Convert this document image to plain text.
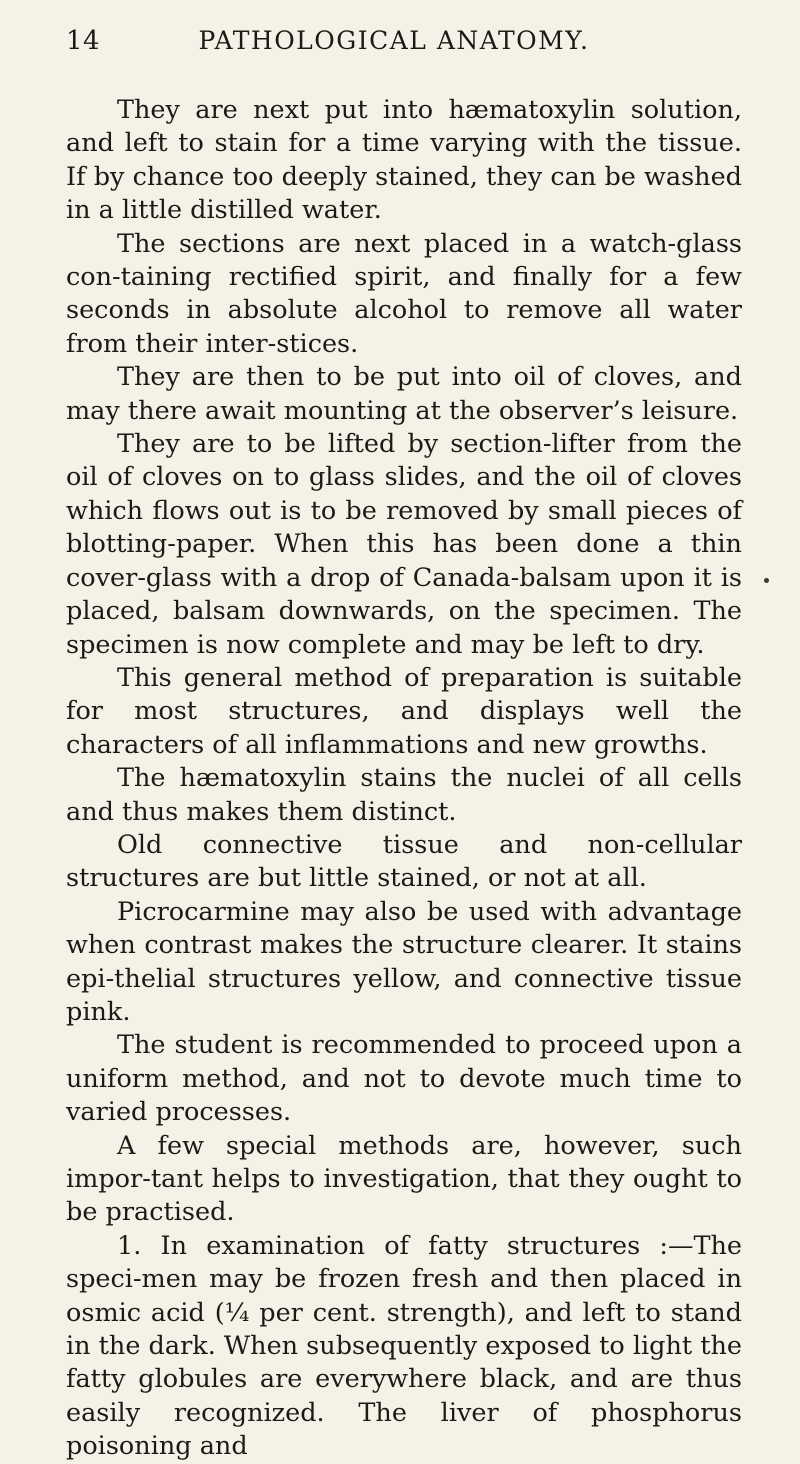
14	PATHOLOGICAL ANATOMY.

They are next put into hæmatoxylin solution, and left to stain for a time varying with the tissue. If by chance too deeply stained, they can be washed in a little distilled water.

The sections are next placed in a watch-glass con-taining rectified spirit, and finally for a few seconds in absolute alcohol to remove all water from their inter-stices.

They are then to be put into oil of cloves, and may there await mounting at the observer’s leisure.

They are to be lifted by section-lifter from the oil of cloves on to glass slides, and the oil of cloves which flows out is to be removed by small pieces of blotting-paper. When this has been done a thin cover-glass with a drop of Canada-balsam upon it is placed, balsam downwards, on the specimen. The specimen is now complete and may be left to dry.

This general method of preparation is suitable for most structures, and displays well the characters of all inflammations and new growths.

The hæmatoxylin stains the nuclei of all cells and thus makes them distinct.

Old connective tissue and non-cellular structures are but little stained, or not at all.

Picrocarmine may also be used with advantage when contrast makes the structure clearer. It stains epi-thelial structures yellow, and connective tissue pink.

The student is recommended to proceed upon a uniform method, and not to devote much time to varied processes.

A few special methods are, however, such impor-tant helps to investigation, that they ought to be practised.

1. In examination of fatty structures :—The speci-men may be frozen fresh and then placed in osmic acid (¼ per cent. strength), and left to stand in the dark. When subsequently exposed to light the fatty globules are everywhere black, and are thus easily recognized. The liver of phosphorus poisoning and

+ + +

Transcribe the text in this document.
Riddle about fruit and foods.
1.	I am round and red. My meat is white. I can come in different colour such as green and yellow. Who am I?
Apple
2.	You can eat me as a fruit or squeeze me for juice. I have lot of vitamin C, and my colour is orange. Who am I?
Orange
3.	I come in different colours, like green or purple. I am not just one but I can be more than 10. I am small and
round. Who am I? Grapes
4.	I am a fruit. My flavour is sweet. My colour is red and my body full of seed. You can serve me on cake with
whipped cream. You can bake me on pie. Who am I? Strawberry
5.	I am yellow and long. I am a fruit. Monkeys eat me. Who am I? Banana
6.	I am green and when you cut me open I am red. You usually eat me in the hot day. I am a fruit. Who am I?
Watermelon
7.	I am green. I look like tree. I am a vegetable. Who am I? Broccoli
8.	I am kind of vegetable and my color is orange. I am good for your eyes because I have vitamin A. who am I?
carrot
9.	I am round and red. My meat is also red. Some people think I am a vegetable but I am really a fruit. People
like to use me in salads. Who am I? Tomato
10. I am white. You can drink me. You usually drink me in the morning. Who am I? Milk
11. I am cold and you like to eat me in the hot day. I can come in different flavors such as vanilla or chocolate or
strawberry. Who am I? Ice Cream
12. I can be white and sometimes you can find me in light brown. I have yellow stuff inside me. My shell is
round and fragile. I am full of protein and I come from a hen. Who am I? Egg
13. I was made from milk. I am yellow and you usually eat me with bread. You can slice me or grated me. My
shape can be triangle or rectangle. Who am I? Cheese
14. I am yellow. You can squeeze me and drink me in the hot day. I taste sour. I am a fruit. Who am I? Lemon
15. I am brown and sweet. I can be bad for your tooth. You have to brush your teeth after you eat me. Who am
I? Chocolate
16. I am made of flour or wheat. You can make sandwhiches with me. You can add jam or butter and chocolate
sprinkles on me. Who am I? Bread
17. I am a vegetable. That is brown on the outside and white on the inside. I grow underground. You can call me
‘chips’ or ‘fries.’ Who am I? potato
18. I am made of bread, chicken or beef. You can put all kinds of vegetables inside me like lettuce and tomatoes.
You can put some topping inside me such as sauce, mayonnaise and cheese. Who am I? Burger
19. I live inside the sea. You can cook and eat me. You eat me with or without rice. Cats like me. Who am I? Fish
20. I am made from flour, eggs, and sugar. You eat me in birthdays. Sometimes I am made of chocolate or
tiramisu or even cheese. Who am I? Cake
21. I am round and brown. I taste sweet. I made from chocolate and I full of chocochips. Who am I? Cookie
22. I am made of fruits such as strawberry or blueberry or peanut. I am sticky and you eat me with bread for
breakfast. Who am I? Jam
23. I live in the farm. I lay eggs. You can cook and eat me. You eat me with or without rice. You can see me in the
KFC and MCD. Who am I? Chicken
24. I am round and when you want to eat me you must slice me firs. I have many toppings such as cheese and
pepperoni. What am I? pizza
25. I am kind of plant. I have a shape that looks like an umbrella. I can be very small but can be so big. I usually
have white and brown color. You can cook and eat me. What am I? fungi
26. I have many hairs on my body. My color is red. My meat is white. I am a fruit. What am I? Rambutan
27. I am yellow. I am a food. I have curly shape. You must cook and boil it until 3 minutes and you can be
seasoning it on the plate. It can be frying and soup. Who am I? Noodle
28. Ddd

+ + +

### What is being asked
Going through the material, count each line that carries the word "squeeze", and output only that count.

### Exercise response
2